DO THIS
Write the material out again, line by line, exactly as it is.
--- BEGIN ---
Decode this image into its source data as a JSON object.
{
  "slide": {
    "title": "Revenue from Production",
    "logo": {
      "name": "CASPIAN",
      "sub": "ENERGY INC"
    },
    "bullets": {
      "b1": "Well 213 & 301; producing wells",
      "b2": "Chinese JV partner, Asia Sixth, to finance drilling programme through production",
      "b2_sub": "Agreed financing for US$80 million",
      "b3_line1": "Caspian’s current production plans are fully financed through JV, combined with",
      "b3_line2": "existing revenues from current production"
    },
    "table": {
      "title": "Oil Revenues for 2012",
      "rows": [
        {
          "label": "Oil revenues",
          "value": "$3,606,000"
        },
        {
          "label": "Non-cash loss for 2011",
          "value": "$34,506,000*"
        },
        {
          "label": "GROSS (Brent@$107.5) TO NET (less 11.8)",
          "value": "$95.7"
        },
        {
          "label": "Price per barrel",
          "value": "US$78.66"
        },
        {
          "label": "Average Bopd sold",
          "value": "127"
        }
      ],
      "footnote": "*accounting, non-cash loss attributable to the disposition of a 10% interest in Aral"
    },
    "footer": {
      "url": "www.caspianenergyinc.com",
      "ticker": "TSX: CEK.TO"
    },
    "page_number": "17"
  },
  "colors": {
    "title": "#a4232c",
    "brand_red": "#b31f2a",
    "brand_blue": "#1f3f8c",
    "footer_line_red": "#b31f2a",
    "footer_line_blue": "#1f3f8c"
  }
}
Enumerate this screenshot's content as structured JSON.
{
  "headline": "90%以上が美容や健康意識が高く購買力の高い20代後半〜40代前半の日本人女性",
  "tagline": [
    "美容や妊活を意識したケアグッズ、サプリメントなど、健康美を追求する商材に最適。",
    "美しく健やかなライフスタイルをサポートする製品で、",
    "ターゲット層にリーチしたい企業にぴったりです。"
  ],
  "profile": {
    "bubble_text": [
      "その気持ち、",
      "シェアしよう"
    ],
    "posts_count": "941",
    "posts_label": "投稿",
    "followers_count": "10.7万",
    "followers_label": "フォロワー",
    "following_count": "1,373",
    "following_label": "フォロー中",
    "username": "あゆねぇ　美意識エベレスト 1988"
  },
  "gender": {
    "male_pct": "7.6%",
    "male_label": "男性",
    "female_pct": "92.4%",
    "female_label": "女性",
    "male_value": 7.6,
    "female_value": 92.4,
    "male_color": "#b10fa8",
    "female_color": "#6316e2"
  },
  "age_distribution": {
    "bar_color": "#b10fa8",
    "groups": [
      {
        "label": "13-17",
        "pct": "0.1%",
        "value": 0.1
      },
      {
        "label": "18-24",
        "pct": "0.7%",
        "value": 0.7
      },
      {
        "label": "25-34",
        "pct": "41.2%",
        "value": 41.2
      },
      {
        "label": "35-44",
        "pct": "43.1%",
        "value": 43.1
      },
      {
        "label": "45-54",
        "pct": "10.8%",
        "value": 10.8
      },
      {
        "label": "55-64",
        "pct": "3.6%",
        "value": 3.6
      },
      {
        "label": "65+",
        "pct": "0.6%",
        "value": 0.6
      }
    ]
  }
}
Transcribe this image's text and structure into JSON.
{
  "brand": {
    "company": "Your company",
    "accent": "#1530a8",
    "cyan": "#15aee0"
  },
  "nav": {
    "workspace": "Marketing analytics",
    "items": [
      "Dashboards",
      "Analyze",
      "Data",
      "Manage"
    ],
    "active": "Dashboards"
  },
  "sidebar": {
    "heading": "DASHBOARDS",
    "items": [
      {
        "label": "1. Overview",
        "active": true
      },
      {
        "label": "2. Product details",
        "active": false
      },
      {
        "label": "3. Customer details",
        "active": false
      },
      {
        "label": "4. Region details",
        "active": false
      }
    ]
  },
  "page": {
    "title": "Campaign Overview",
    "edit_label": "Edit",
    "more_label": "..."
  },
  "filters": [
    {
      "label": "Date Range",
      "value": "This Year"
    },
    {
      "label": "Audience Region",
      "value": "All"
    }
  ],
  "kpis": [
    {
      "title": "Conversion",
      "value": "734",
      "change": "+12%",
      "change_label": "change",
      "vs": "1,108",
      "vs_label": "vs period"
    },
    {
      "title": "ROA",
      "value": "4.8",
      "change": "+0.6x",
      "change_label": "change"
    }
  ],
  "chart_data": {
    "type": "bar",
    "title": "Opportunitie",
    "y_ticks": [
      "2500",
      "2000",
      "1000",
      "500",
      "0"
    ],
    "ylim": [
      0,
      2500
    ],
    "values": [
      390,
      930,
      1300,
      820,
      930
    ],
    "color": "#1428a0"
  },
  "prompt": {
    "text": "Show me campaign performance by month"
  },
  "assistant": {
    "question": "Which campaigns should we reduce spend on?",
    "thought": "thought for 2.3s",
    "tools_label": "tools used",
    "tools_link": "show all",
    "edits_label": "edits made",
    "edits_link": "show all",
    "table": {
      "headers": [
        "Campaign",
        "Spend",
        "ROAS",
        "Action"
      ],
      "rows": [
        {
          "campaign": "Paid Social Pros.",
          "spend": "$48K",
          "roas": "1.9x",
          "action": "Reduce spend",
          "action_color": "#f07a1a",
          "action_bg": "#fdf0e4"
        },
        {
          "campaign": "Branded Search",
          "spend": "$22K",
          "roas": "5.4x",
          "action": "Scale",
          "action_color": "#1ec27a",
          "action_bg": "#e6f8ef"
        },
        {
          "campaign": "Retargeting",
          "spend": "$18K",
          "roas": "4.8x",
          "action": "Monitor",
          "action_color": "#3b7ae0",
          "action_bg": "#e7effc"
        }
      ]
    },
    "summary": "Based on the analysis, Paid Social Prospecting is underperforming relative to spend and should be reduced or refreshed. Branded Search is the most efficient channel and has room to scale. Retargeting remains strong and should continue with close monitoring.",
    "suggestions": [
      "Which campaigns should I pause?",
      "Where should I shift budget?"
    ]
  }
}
--- END ---
RESPONSE FOR THIS EXERCISE
Decode this image into its source data as a JSON object.
{
  "slide": {
    "title": "Revenue from Production",
    "logo": {
      "name": "CASPIAN",
      "sub": "ENERGY INC"
    },
    "bullets": {
      "b1": "Well 213 & 301; producing wells",
      "b2": "Chinese JV partner, Asia Sixth, to finance drilling programme through production",
      "b2_sub": "Agreed financing for US$80 million",
      "b3_line1": "Caspian’s current production plans are fully financed through JV, combined with",
      "b3_line2": "existing revenues from current production"
    },
    "table": {
      "title": "Oil Revenues for 2012",
      "rows": [
        {
          "label": "Oil revenues",
          "value": "$3,606,000"
        },
        {
          "label": "Non-cash loss for 2011",
          "value": "$34,506,000*"
        },
        {
          "label": "GROSS (Brent@$107.5) TO NET (less 11.8)",
          "value": "$95.7"
        },
        {
          "label": "Price per barrel",
          "value": "US$78.66"
        },
        {
          "label": "Average Bopd sold",
          "value": "127"
        }
      ],
      "footnote": "*accounting, non-cash loss attributable to the disposition of a 10% interest in Aral"
    },
    "footer": {
      "url": "www.caspianenergyinc.com",
      "ticker": "TSX: CEK.TO"
    },
    "page_number": "17"
  },
  "colors": {
    "title": "#a4232c",
    "brand_red": "#b31f2a",
    "brand_blue": "#1f3f8c",
    "footer_line_red": "#b31f2a",
    "footer_line_blue": "#1f3f8c"
  }
}
Enumerate this screenshot's content as structured JSON.
{
  "headline": "90%以上が美容や健康意識が高く購買力の高い20代後半〜40代前半の日本人女性",
  "tagline": [
    "美容や妊活を意識したケアグッズ、サプリメントなど、健康美を追求する商材に最適。",
    "美しく健やかなライフスタイルをサポートする製品で、",
    "ターゲット層にリーチしたい企業にぴったりです。"
  ],
  "profile": {
    "bubble_text": [
      "その気持ち、",
      "シェアしよう"
    ],
    "posts_count": "941",
    "posts_label": "投稿",
    "followers_count": "10.7万",
    "followers_label": "フォロワー",
    "following_count": "1,373",
    "following_label": "フォロー中",
    "username": "あゆねぇ　美意識エベレスト 1988"
  },
  "gender": {
    "male_pct": "7.6%",
    "male_label": "男性",
    "female_pct": "92.4%",
    "female_label": "女性",
    "male_value": 7.6,
    "female_value": 92.4,
    "male_color": "#b10fa8",
    "female_color": "#6316e2"
  },
  "age_distribution": {
    "bar_color": "#b10fa8",
    "groups": [
      {
        "label": "13-17",
        "pct": "0.1%",
        "value": 0.1
      },
      {
        "label": "18-24",
        "pct": "0.7%",
        "value": 0.7
      },
      {
        "label": "25-34",
        "pct": "41.2%",
        "value": 41.2
      },
      {
        "label": "35-44",
        "pct": "43.1%",
        "value": 43.1
      },
      {
        "label": "45-54",
        "pct": "10.8%",
        "value": 10.8
      },
      {
        "label": "55-64",
        "pct": "3.6%",
        "value": 3.6
      },
      {
        "label": "65+",
        "pct": "0.6%",
        "value": 0.6
      }
    ]
  }
}
Transcribe this image's text and structure into JSON.
{
  "brand": {
    "company": "Your company",
    "accent": "#1530a8",
    "cyan": "#15aee0"
  },
  "nav": {
    "workspace": "Marketing analytics",
    "items": [
      "Dashboards",
      "Analyze",
      "Data",
      "Manage"
    ],
    "active": "Dashboards"
  },
  "sidebar": {
    "heading": "DASHBOARDS",
    "items": [
      {
        "label": "1. Overview",
        "active": true
      },
      {
        "label": "2. Product details",
        "active": false
      },
      {
        "label": "3. Customer details",
        "active": false
      },
      {
        "label": "4. Region details",
        "active": false
      }
    ]
  },
  "page": {
    "title": "Campaign Overview",
    "edit_label": "Edit",
    "more_label": "..."
  },
  "filters": [
    {
      "label": "Date Range",
      "value": "This Year"
    },
    {
      "label": "Audience Region",
      "value": "All"
    }
  ],
  "kpis": [
    {
      "title": "Conversion",
      "value": "734",
      "change": "+12%",
      "change_label": "change",
      "vs": "1,108",
      "vs_label": "vs period"
    },
    {
      "title": "ROA",
      "value": "4.8",
      "change": "+0.6x",
      "change_label": "change"
    }
  ],
  "chart_data": {
    "type": "bar",
    "title": "Opportunitie",
    "y_ticks": [
      "2500",
      "2000",
      "1000",
      "500",
      "0"
    ],
    "ylim": [
      0,
      2500
    ],
    "values": [
      390,
      930,
      1300,
      820,
      930
    ],
    "color": "#1428a0"
  },
  "prompt": {
    "text": "Show me campaign performance by month"
  },
  "assistant": {
    "question": "Which campaigns should we reduce spend on?",
    "thought": "thought for 2.3s",
    "tools_label": "tools used",
    "tools_link": "show all",
    "edits_label": "edits made",
    "edits_link": "show all",
    "table": {
      "headers": [
        "Campaign",
        "Spend",
        "ROAS",
        "Action"
      ],
      "rows": [
        {
          "campaign": "Paid Social Pros.",
          "spend": "$48K",
          "roas": "1.9x",
          "action": "Reduce spend",
          "action_color": "#f07a1a",
          "action_bg": "#fdf0e4"
        },
        {
          "campaign": "Branded Search",
          "spend": "$22K",
          "roas": "5.4x",
          "action": "Scale",
          "action_color": "#1ec27a",
          "action_bg": "#e6f8ef"
        },
        {
          "campaign": "Retargeting",
          "spend": "$18K",
          "roas": "4.8x",
          "action": "Monitor",
          "action_color": "#3b7ae0",
          "action_bg": "#e7effc"
        }
      ]
    },
    "summary": "Based on the analysis, Paid Social Prospecting is underperforming relative to spend and should be reduced or refreshed. Branded Search is the most efficient channel and has room to scale. Retargeting remains strong and should continue with close monitoring.",
    "suggestions": [
      "Which campaigns should I pause?",
      "Where should I shift budget?"
    ]
  }
}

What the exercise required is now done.